What you will do –
State how many lines in the listing below include the word "PeirceSimulator". Give nothing but the number.

Records to use –

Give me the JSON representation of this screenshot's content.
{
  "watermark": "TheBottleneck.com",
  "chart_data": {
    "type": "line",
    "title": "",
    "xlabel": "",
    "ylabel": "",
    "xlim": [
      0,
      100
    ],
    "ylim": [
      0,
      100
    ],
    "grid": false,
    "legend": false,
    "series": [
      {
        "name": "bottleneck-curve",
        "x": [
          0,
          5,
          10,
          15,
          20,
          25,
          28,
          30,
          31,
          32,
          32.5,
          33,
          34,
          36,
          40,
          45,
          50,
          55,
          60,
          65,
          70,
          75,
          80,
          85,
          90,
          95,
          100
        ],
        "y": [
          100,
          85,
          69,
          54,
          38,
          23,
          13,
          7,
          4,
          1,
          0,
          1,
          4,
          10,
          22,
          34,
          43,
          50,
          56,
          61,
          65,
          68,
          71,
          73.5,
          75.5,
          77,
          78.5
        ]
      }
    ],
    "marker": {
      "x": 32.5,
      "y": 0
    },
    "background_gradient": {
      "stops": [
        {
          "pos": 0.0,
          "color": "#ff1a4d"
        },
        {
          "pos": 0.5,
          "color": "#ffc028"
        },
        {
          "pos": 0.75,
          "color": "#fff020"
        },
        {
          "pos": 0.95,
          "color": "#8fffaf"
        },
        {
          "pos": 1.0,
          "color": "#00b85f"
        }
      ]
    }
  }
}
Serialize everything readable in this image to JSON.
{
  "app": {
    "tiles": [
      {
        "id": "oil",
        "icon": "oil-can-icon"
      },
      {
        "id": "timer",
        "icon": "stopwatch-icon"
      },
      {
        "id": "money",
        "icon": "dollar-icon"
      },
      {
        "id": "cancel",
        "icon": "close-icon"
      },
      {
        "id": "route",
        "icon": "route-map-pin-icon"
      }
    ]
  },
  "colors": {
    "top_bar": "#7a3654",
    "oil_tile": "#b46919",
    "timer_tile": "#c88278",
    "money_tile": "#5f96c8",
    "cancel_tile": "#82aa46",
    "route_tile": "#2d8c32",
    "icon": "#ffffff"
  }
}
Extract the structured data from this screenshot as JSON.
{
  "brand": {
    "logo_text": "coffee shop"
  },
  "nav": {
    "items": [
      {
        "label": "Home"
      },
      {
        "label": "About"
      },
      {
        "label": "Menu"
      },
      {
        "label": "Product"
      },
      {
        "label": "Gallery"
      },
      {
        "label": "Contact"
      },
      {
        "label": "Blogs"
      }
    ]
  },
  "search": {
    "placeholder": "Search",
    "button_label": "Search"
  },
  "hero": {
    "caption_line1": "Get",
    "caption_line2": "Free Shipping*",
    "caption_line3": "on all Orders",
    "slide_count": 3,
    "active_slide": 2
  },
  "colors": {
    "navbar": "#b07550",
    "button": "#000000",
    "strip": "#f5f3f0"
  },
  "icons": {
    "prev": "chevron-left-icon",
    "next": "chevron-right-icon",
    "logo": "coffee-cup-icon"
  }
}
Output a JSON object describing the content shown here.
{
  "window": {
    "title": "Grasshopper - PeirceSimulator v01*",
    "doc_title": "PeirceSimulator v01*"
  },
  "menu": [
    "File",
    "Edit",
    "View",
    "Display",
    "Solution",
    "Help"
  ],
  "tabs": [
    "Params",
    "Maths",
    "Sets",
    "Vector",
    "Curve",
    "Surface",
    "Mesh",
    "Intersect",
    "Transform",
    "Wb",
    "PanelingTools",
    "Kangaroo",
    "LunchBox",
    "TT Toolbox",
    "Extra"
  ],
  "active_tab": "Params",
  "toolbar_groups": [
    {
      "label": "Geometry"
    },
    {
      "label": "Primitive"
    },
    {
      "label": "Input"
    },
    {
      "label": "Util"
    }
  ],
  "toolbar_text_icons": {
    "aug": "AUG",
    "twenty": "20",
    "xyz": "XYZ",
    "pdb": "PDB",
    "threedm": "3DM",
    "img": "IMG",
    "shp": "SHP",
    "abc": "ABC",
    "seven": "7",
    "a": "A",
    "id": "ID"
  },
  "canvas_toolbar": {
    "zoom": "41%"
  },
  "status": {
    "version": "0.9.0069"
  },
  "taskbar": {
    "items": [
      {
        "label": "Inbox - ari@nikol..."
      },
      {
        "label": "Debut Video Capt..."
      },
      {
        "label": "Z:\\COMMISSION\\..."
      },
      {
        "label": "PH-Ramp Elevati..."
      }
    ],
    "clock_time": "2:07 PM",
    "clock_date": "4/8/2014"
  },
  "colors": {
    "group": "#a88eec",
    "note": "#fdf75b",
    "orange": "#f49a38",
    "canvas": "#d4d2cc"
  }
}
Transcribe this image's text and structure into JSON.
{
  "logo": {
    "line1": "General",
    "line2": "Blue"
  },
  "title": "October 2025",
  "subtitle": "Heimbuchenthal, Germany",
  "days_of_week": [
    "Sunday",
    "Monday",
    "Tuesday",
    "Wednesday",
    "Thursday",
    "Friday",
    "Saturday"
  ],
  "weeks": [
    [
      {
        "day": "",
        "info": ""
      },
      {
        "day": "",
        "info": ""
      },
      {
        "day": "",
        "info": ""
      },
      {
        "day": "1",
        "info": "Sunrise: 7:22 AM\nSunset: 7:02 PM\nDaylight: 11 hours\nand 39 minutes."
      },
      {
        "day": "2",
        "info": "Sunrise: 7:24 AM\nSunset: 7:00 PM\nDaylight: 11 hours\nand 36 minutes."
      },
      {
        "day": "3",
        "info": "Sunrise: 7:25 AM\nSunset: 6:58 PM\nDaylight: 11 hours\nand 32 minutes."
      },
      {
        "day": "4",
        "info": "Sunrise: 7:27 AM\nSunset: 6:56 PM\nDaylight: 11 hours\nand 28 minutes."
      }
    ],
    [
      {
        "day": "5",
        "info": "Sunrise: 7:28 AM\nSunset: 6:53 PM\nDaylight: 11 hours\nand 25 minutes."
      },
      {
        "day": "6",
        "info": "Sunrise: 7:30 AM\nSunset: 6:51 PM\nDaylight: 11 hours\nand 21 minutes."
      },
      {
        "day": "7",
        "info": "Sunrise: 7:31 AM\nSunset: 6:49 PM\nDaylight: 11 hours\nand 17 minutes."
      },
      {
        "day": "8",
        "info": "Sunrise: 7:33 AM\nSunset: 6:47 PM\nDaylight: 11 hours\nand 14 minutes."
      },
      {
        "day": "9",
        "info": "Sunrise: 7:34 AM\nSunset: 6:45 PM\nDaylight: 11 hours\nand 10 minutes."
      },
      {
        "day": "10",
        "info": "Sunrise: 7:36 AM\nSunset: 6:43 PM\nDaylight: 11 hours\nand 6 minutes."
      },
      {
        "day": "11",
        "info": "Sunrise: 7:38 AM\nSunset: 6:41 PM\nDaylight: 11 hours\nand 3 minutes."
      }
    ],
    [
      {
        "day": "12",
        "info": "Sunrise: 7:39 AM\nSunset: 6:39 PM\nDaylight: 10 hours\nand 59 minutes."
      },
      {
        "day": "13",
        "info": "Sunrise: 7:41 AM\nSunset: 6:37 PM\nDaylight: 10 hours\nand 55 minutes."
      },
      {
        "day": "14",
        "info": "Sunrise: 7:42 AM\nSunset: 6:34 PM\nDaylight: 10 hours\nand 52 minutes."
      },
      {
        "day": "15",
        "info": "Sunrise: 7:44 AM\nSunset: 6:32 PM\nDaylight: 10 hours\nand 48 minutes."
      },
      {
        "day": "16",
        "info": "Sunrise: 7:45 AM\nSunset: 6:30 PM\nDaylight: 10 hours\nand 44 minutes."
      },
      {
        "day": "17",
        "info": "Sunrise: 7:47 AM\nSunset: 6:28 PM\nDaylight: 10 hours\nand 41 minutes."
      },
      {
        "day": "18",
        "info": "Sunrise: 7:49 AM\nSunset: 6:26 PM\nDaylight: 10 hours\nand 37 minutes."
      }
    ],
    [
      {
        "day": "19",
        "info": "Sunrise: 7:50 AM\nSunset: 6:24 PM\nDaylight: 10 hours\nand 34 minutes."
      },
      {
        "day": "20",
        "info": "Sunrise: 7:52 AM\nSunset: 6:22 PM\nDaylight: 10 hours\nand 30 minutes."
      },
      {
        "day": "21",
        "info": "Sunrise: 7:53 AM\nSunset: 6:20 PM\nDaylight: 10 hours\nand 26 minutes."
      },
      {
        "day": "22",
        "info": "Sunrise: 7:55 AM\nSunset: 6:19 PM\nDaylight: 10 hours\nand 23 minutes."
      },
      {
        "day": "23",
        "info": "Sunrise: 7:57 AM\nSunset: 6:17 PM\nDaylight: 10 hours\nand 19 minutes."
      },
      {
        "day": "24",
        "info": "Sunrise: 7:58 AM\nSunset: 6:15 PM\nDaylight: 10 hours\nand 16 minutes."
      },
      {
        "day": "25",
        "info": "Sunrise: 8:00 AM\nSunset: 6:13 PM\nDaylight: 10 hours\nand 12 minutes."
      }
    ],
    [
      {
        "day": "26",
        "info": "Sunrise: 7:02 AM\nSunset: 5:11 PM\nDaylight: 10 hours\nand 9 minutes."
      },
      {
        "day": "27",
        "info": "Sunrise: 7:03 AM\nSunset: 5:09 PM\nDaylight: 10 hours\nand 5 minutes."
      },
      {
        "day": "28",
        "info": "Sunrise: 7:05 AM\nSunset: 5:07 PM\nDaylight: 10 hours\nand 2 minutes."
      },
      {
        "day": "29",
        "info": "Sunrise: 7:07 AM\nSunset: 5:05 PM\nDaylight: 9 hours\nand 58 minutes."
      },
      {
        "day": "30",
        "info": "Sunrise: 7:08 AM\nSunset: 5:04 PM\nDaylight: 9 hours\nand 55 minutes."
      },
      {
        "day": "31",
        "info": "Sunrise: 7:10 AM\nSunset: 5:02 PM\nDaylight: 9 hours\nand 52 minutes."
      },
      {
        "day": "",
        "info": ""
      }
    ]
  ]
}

Task result –
2